RECORDS =
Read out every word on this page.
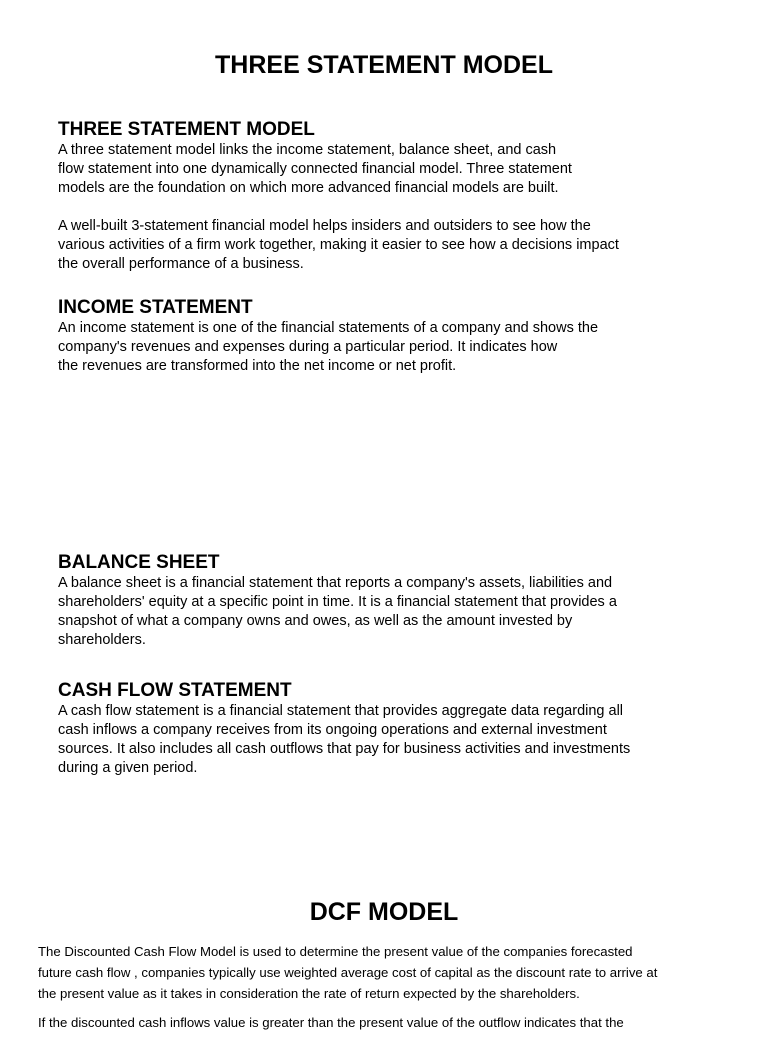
THREE STATEMENT MODEL
THREE STATEMENT MODEL

A three statement model links the income statement, balance sheet, and cash
flow statement into one dynamically connected financial model. Three statement
models are the foundation on which more advanced financial models are built.

A well-built 3-statement financial model helps insiders and outsiders to see how the
various activities of a firm work together, making it easier to see how a decisions impact
the overall performance of a business.

INCOME STATEMENT

An income statement is one of the financial statements of a company and shows the
company's revenues and expenses during a particular period. It indicates how
the revenues are transformed into the net income or net profit.

BALANCE SHEET

A balance sheet is a financial statement that reports a company's assets, liabilities and
shareholders' equity at a specific point in time. It is a financial statement that provides a
snapshot of what a company owns and owes, as well as the amount invested by
shareholders.

CASH FLOW STATEMENT

A cash flow statement is a financial statement that provides aggregate data regarding all
cash inflows a company receives from its ongoing operations and external investment
sources. It also includes all cash outflows that pay for business activities and investments
during a given period.

DCF MODEL

The Discounted Cash Flow Model is used to determine the present value of the companies forecasted
future cash flow , companies typically use weighted average cost of capital as the discount rate to arrive at
the present value as it takes in consideration the rate of return expected by the shareholders.

If the discounted cash inflows value is greater than the present value of the outflow indicates that the
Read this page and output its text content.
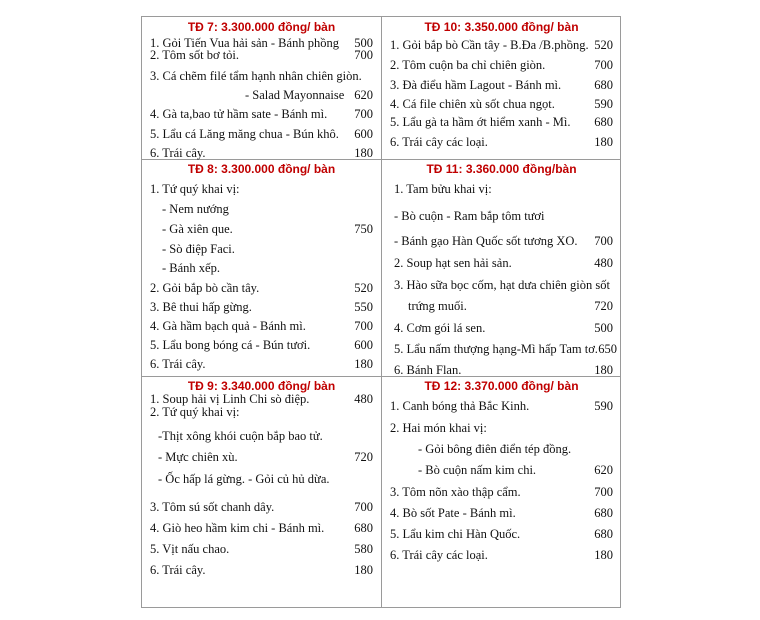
TĐ 7: 3.300.000 đồng/ bàn
1. Gỏi Tiến Vua hải sản - Bánh phồng 500
2. Tôm sốt bơ tỏi.	700
3. Cá chẽm filé tẩm hạnh nhân chiên giòn.
- Salad Mayonnaise 620
4. Gà ta,bao tử hầm sate - Bánh mì. 700
5. Lẩu cá Lăng măng chua - Bún khô. 600
6. Trái cây.	180
TĐ 10: 3.350.000 đồng/ bàn
1. Gỏi bắp bò Cần tây - B.Đa /B.phồng. 520
2. Tôm cuộn ba chỉ chiên giòn.	700
3. Đà điểu hầm Lagout - Bánh mì.	680
4. Cá file chiên xù sốt chua ngọt.	590
5. Lẩu gà ta hầm ớt hiểm xanh - Mì. 680
6. Trái cây các loại.	180
TĐ 8: 3.300.000 đồng/ bàn
1. Tứ quý khai vị:
- Nem nướng
- Gà xiên que.	750
- Sò điệp Faci.
- Bánh xếp.
2. Gỏi bắp bò cần tây.	520
3. Bê thui hấp gừng.	550
4. Gà hầm bạch quả - Bánh mì.	700
5. Lẩu bong bóng cá - Bún tươi.	600
6. Trái cây.	180
TĐ 11: 3.360.000 đồng/bàn
1. Tam bửu khai vị:
- Bò cuộn - Ram bắp tôm tươi
- Bánh gạo Hàn Quốc sốt tương XO. 700
2. Soup hạt sen hải sản.	480
3. Hào sữa bọc cốm, hạt dưa chiên giòn sốt
trứng muối.	720
4. Cơm gói lá sen.	500
5. Lẩu nấm thượng hạng-Mì hấp Tam tơ. 650
6. Bánh Flan.	180
TĐ 9: 3.340.000 đồng/ bàn
1. Soup hải vị Linh Chi sò điệp.	480
2. Tứ quý khai vị:
-Thịt xông khói cuộn bắp bao tử.
- Mực chiên xù.	720
- Ốc hấp lá gừng. - Gỏi củ hủ dừa.
3. Tôm sú sốt chanh dây.	700
4. Giò heo hầm kim chi - Bánh mì. 680
5. Vịt nấu chao.	580
6. Trái cây.	180
TĐ 12: 3.370.000 đồng/ bàn
1. Canh bóng thả Bắc Kinh.	590
2. Hai món khai vị:
- Gỏi bông điên điển tép đồng.
- Bò cuộn nấm kim chi.	620
3. Tôm nõn xào thập cẩm.	700
4. Bò sốt Pate - Bánh mì.	680
5. Lẩu kim chi Hàn Quốc.	680
6. Trái cây các loại.	180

WORK INSTRUCTIONS =
Where a line in the material contains "đồng", copy that line.

FINISHED ANSWER =
TĐ 7: 3.300.000 đồng/ bàn
TĐ 10: 3.350.000 đồng/ bàn
TĐ 8: 3.300.000 đồng/ bàn
TĐ 11: 3.360.000 đồng/bàn
TĐ 9: 3.340.000 đồng/ bàn
TĐ 12: 3.370.000 đồng/ bàn
- Gỏi bông điên điển tép đồng.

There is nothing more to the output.